Task directions
Could you set down the data word for word, beginning with its first line and going on through the line that contains "filter-dropdown-button[interactable] xyxy=(928,49,988,85)", both included? Leave the pictures out of your answer.

Working data
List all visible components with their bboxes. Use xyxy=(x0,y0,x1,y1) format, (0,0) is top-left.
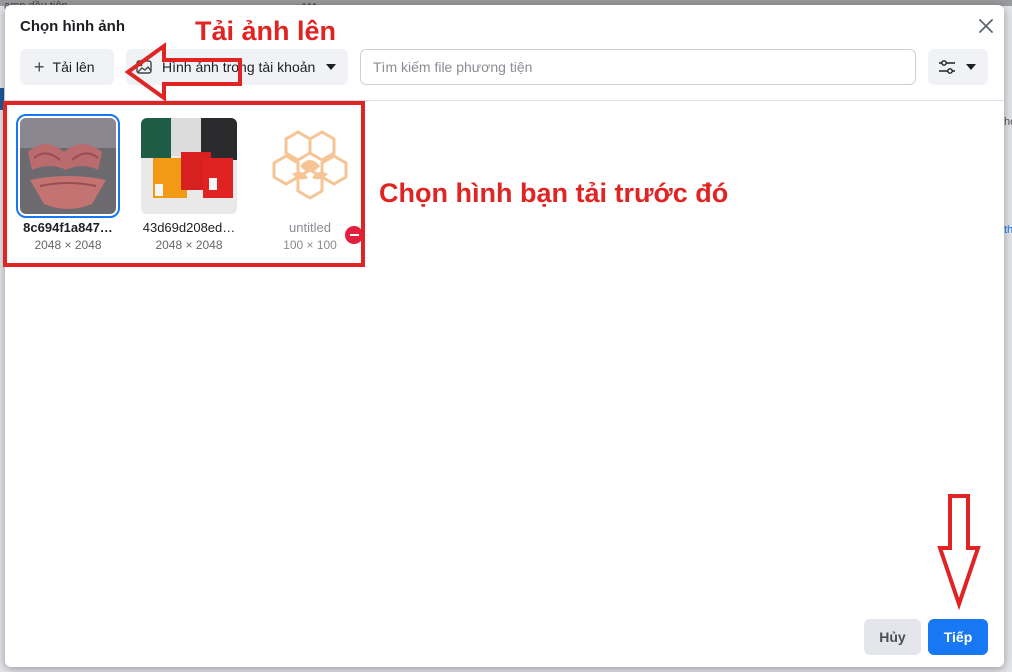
upload-button[interactable]: + Tải lên xyxy=(20,49,114,85)
media-search-input[interactable] xyxy=(360,49,916,85)
chevron-down-icon xyxy=(326,64,336,70)
cancel-button[interactable]: Hủy xyxy=(864,619,921,655)
upload-label: Tải lên xyxy=(52,59,95,75)
next-button[interactable]: Tiếp xyxy=(928,619,988,655)
filter-dropdown-button[interactable] xyxy=(928,49,988,85)
close-button[interactable] xyxy=(973,13,999,39)
annotation-highlight-box xyxy=(3,101,365,267)
chevron-down-icon xyxy=(966,64,976,70)
filter-sliders-icon xyxy=(939,60,955,74)
background-right-link: th xyxy=(1004,224,1012,236)
annotation-upload-text: Tải ảnh lên xyxy=(195,16,337,46)
dialog-title: Chọn hình ảnh xyxy=(20,18,125,35)
plus-icon: + xyxy=(34,57,45,77)
image-source-label: Hình ảnh trong tài khoản xyxy=(162,59,316,75)
background-right-text: ho xyxy=(1004,116,1012,128)
image-icon xyxy=(136,60,152,74)
annotation-choose-text: Chọn hình bạn tải trước đó xyxy=(379,178,729,208)
close-icon xyxy=(979,19,993,33)
image-source-dropdown[interactable]: Hình ảnh trong tài khoản xyxy=(126,49,348,85)
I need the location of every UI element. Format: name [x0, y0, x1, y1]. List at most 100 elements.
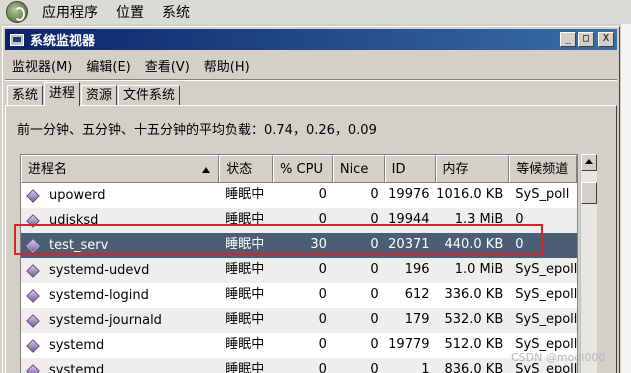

Result for this task
List all visible components with their bboxes. Use xyxy=(x0,y0,x1,y1) format, (0,0) is top-left.
upload-button[interactable]: + Tải lên xyxy=(20,49,114,85)
media-search-input[interactable] xyxy=(360,49,916,85)
chevron-down-icon xyxy=(326,64,336,70)
cancel-button[interactable]: Hủy xyxy=(864,619,921,655)
upload-label: Tải lên xyxy=(52,59,95,75)
next-button[interactable]: Tiếp xyxy=(928,619,988,655)
filter-dropdown-button[interactable] xyxy=(928,49,988,85)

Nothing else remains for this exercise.